Written problem -
Go through the material and write it all out exactly, minus the pictures.

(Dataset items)
^^^^^^^^

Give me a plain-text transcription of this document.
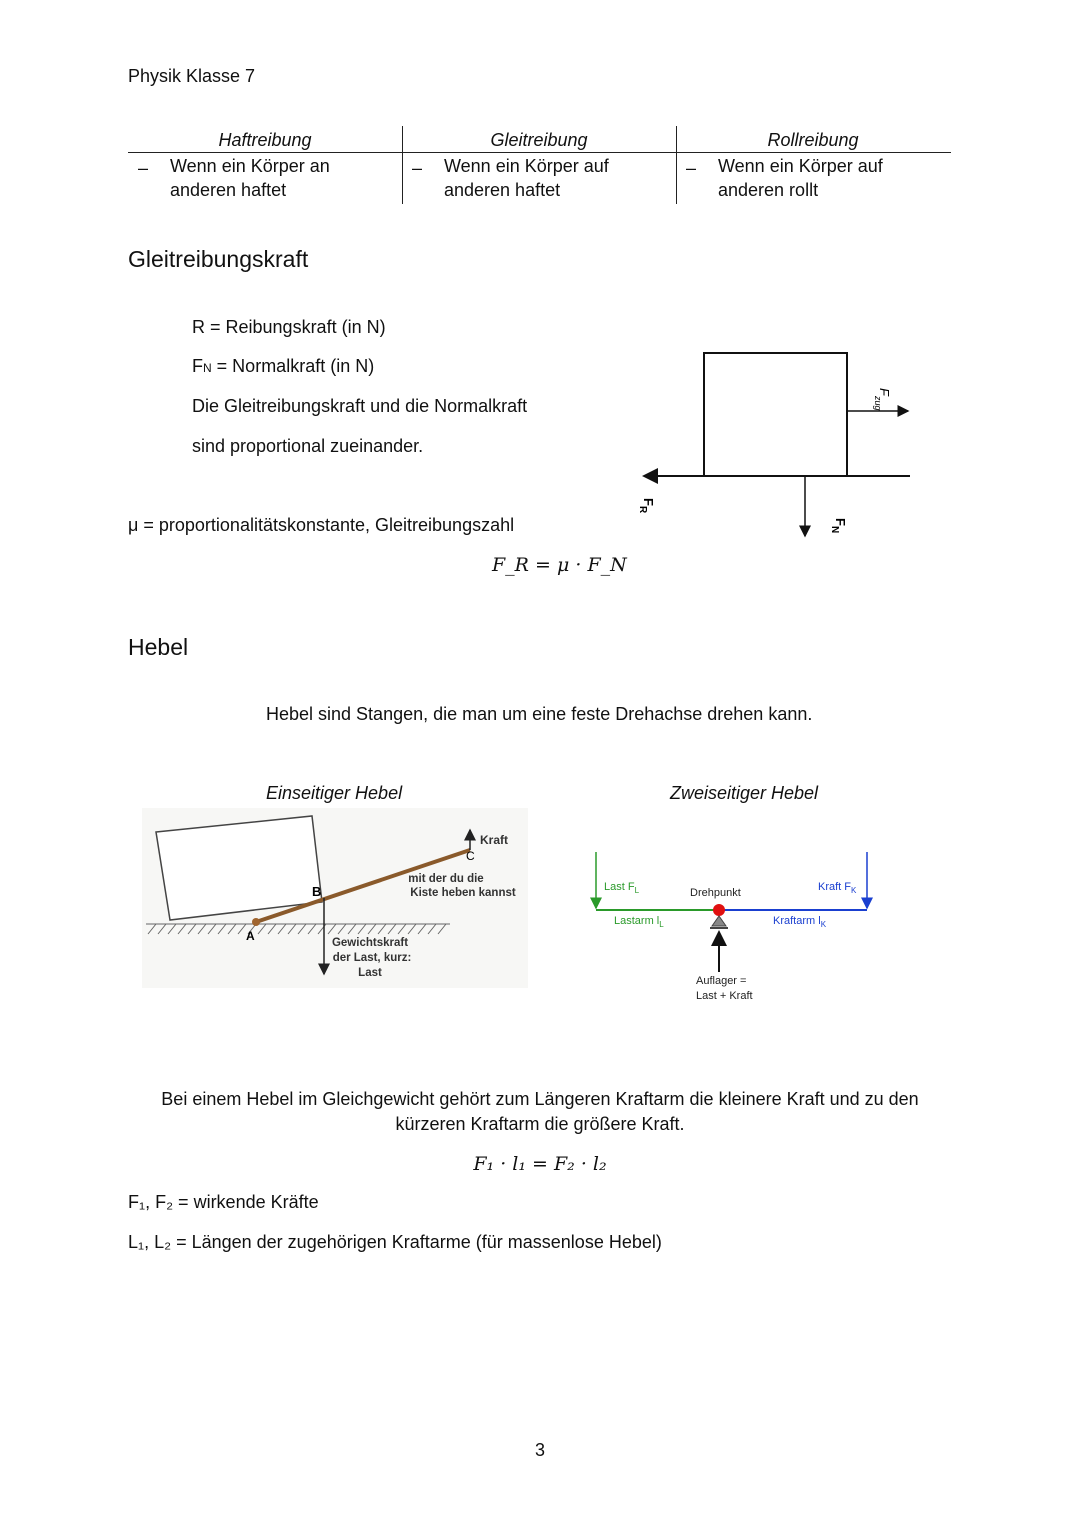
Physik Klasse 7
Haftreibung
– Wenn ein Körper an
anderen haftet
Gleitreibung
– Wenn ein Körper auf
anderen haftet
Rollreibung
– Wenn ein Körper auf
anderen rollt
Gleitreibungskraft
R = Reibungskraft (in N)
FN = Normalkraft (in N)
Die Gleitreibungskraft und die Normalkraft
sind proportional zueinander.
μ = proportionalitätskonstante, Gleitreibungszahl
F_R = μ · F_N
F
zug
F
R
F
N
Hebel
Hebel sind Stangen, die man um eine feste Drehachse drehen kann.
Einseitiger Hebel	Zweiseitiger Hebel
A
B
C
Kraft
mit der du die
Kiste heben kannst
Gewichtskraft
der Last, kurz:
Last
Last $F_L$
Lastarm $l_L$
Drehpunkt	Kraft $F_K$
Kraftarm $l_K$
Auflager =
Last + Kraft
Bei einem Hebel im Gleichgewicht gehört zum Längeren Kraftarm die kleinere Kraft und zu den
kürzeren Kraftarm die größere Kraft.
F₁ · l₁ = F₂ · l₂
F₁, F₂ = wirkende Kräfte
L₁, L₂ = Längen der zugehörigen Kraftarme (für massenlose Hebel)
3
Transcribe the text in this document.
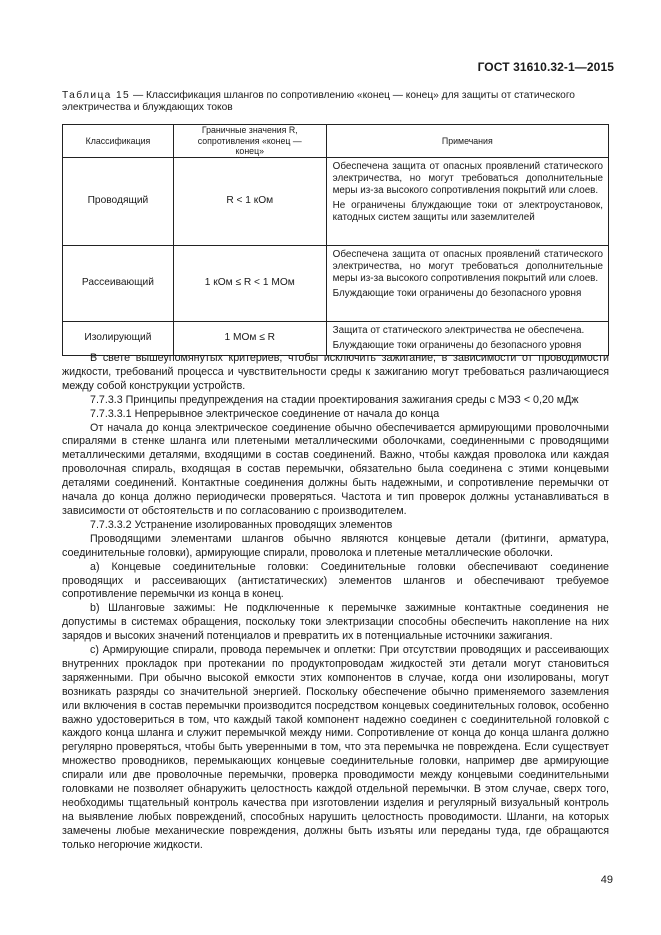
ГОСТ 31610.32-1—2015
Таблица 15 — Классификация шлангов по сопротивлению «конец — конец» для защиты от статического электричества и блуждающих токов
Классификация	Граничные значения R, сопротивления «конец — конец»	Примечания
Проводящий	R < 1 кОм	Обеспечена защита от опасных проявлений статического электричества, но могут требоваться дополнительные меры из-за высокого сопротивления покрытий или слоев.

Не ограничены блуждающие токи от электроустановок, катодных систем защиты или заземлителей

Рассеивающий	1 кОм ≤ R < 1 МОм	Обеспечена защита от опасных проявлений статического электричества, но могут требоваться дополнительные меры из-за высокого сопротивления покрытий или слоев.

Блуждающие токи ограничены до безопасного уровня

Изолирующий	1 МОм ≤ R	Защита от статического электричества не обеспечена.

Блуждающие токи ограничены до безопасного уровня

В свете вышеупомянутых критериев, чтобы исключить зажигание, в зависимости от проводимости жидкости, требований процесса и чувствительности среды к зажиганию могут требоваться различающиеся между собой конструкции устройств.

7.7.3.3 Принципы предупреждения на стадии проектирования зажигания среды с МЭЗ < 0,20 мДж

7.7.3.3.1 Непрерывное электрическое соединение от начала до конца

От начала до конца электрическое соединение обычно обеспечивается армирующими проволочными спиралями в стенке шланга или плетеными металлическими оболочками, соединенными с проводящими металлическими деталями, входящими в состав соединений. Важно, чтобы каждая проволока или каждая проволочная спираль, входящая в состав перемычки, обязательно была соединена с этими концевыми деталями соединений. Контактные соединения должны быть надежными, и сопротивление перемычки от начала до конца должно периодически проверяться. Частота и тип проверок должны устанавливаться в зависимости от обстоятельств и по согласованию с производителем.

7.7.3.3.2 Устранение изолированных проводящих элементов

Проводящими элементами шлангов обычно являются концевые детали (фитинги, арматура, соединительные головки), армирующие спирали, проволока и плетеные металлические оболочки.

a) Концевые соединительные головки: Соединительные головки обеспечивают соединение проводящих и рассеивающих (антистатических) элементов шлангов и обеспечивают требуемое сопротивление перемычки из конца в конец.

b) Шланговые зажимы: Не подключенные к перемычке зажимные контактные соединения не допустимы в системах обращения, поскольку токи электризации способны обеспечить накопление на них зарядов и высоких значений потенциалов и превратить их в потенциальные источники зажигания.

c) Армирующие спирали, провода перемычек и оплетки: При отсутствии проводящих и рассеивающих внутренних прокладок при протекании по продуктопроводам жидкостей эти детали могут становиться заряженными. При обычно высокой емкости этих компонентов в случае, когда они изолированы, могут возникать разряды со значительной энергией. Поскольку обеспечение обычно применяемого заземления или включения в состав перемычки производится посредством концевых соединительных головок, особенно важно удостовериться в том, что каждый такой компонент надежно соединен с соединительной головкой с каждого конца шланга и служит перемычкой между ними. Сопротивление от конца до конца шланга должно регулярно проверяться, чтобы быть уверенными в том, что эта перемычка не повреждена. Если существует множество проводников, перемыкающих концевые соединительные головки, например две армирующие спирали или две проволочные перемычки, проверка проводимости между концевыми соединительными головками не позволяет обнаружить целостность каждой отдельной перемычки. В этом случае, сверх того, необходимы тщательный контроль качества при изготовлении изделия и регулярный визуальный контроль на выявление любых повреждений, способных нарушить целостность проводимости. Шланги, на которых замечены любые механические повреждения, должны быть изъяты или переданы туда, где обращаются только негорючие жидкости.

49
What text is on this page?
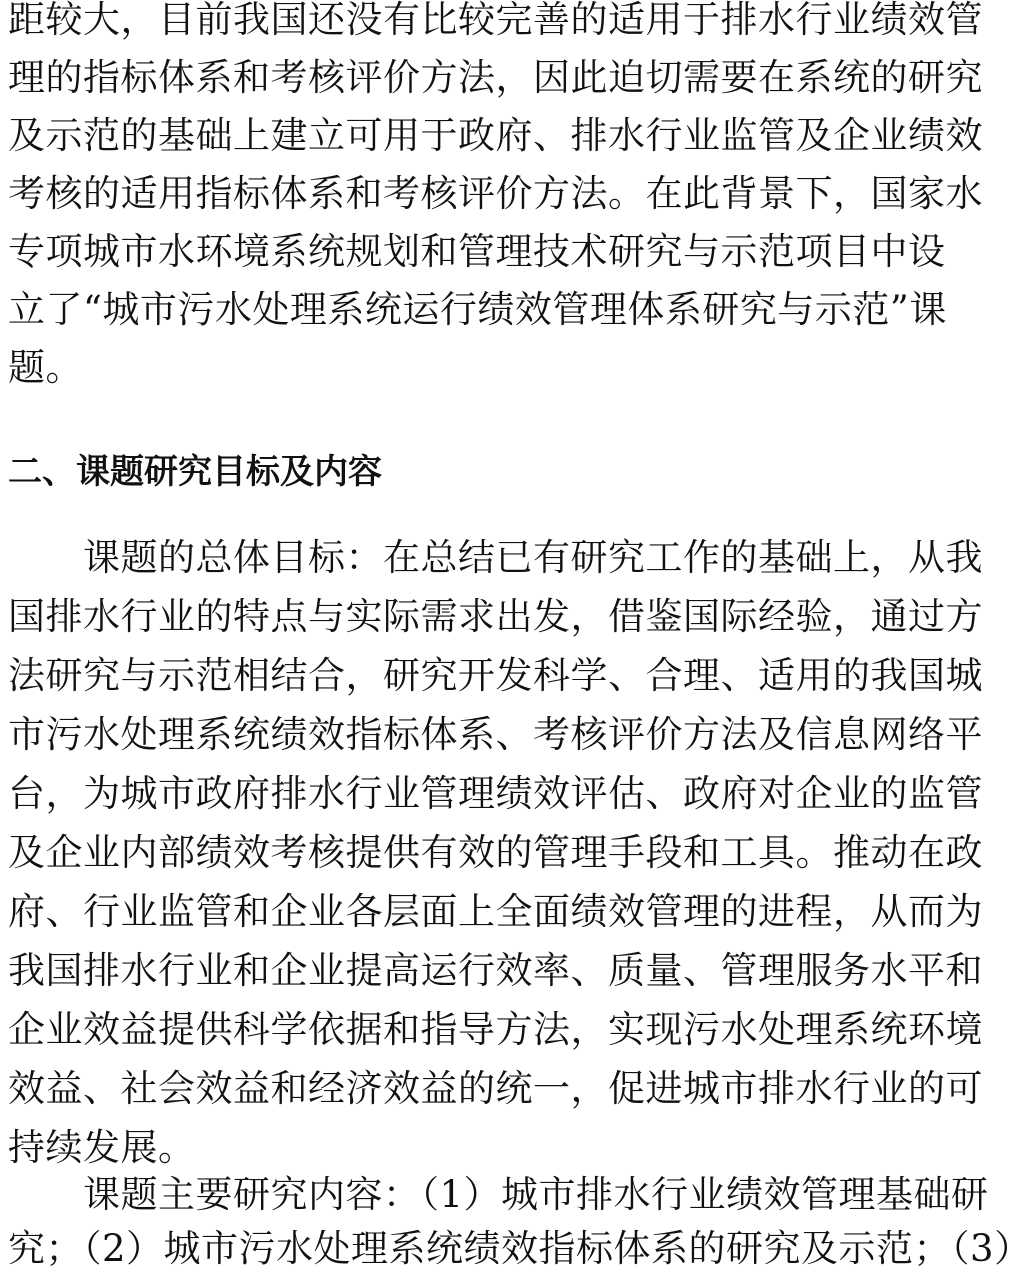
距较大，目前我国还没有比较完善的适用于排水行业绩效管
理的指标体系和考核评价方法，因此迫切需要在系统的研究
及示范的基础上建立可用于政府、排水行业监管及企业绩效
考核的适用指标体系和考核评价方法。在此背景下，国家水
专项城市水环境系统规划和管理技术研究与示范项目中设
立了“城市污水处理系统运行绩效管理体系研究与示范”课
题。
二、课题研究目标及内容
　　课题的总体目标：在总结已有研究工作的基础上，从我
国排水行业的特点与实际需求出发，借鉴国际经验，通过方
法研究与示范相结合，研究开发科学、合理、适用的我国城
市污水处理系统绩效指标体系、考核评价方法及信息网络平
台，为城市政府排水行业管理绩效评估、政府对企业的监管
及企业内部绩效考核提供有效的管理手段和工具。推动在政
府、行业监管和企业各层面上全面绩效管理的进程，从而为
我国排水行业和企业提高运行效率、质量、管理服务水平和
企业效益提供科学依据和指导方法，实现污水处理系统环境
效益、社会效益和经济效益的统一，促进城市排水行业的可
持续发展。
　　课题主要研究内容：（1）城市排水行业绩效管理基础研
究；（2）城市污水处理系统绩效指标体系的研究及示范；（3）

^^^^^^^^

Written response -
Give me a plain-text transcription of this document.
Physik Klasse 7
Haftreibung
– Wenn ein Körper an
anderen haftet
Gleitreibung
– Wenn ein Körper auf
anderen haftet
Rollreibung
– Wenn ein Körper auf
anderen rollt
Gleitreibungskraft
R = Reibungskraft (in N)
FN = Normalkraft (in N)
Die Gleitreibungskraft und die Normalkraft
sind proportional zueinander.
μ = proportionalitätskonstante, Gleitreibungszahl
F_R = μ · F_N
F
zug
F
R
F
N
Hebel
Hebel sind Stangen, die man um eine feste Drehachse drehen kann.
Einseitiger Hebel	Zweiseitiger Hebel
A
B
C
Kraft
mit der du die
Kiste heben kannst
Gewichtskraft
der Last, kurz:
Last
Last $F_L$
Lastarm $l_L$
Drehpunkt	Kraft $F_K$
Kraftarm $l_K$
Auflager =
Last + Kraft
Bei einem Hebel im Gleichgewicht gehört zum Längeren Kraftarm die kleinere Kraft und zu den
kürzeren Kraftarm die größere Kraft.
F₁ · l₁ = F₂ · l₂
F₁, F₂ = wirkende Kräfte
L₁, L₂ = Längen der zugehörigen Kraftarme (für massenlose Hebel)
3
Transcribe the text in this document.
ГОСТ 31610.32-1—2015
Таблица 15 — Классификация шлангов по сопротивлению «конец — конец» для защиты от статического электричества и блуждающих токов
Классификация	Граничные значения R, сопротивления «конец — конец»	Примечания
Проводящий	R < 1 кОм	Обеспечена защита от опасных проявлений статического электричества, но могут требоваться дополнительные меры из-за высокого сопротивления покрытий или слоев.

Не ограничены блуждающие токи от электроустановок, катодных систем защиты или заземлителей

Рассеивающий	1 кОм ≤ R < 1 МОм	Обеспечена защита от опасных проявлений статического электричества, но могут требоваться дополнительные меры из-за высокого сопротивления покрытий или слоев.

Блуждающие токи ограничены до безопасного уровня

Изолирующий	1 МОм ≤ R	Защита от статического электричества не обеспечена.

Блуждающие токи ограничены до безопасного уровня

В свете вышеупомянутых критериев, чтобы исключить зажигание, в зависимости от проводимости жидкости, требований процесса и чувствительности среды к зажиганию могут требоваться различающиеся между собой конструкции устройств.

7.7.3.3 Принципы предупреждения на стадии проектирования зажигания среды с МЭЗ < 0,20 мДж

7.7.3.3.1 Непрерывное электрическое соединение от начала до конца

От начала до конца электрическое соединение обычно обеспечивается армирующими проволочными спиралями в стенке шланга или плетеными металлическими оболочками, соединенными с проводящими металлическими деталями, входящими в состав соединений. Важно, чтобы каждая проволока или каждая проволочная спираль, входящая в состав перемычки, обязательно была соединена с этими концевыми деталями соединений. Контактные соединения должны быть надежными, и сопротивление перемычки от начала до конца должно периодически проверяться. Частота и тип проверок должны устанавливаться в зависимости от обстоятельств и по согласованию с производителем.

7.7.3.3.2 Устранение изолированных проводящих элементов

Проводящими элементами шлангов обычно являются концевые детали (фитинги, арматура, соединительные головки), армирующие спирали, проволока и плетеные металлические оболочки.

a) Концевые соединительные головки: Соединительные головки обеспечивают соединение проводящих и рассеивающих (антистатических) элементов шлангов и обеспечивают требуемое сопротивление перемычки из конца в конец.

b) Шланговые зажимы: Не подключенные к перемычке зажимные контактные соединения не допустимы в системах обращения, поскольку токи электризации способны обеспечить накопление на них зарядов и высоких значений потенциалов и превратить их в потенциальные источники зажигания.

c) Армирующие спирали, провода перемычек и оплетки: При отсутствии проводящих и рассеивающих внутренних прокладок при протекании по продуктопроводам жидкостей эти детали могут становиться заряженными. При обычно высокой емкости этих компонентов в случае, когда они изолированы, могут возникать разряды со значительной энергией. Поскольку обеспечение обычно применяемого заземления или включения в состав перемычки производится посредством концевых соединительных головок, особенно важно удостовериться в том, что каждый такой компонент надежно соединен с соединительной головкой с каждого конца шланга и служит перемычкой между ними. Сопротивление от конца до конца шланга должно регулярно проверяться, чтобы быть уверенными в том, что эта перемычка не повреждена. Если существует множество проводников, перемыкающих концевые соединительные головки, например две армирующие спирали или две проволочные перемычки, проверка проводимости между концевыми соединительными головками не позволяет обнаружить целостность каждой отдельной перемычки. В этом случае, сверх того, необходимы тщательный контроль качества при изготовлении изделия и регулярный визуальный контроль на выявление любых повреждений, способных нарушить целостность проводимости. Шланги, на которых замечены любые механические повреждения, должны быть изъяты или переданы туда, где обращаются только негорючие жидкости.

49
What text is on this page?
距较大，目前我国还没有比较完善的适用于排水行业绩效管
理的指标体系和考核评价方法，因此迫切需要在系统的研究
及示范的基础上建立可用于政府、排水行业监管及企业绩效
考核的适用指标体系和考核评价方法。在此背景下，国家水
专项城市水环境系统规划和管理技术研究与示范项目中设
立了“城市污水处理系统运行绩效管理体系研究与示范”课
题。
二、课题研究目标及内容
　　课题的总体目标：在总结已有研究工作的基础上，从我
国排水行业的特点与实际需求出发，借鉴国际经验，通过方
法研究与示范相结合，研究开发科学、合理、适用的我国城
市污水处理系统绩效指标体系、考核评价方法及信息网络平
台，为城市政府排水行业管理绩效评估、政府对企业的监管
及企业内部绩效考核提供有效的管理手段和工具。推动在政
府、行业监管和企业各层面上全面绩效管理的进程，从而为
我国排水行业和企业提高运行效率、质量、管理服务水平和
企业效益提供科学依据和指导方法，实现污水处理系统环境
效益、社会效益和经济效益的统一，促进城市排水行业的可
持续发展。
　　课题主要研究内容：（1）城市排水行业绩效管理基础研
究；（2）城市污水处理系统绩效指标体系的研究及示范；（3）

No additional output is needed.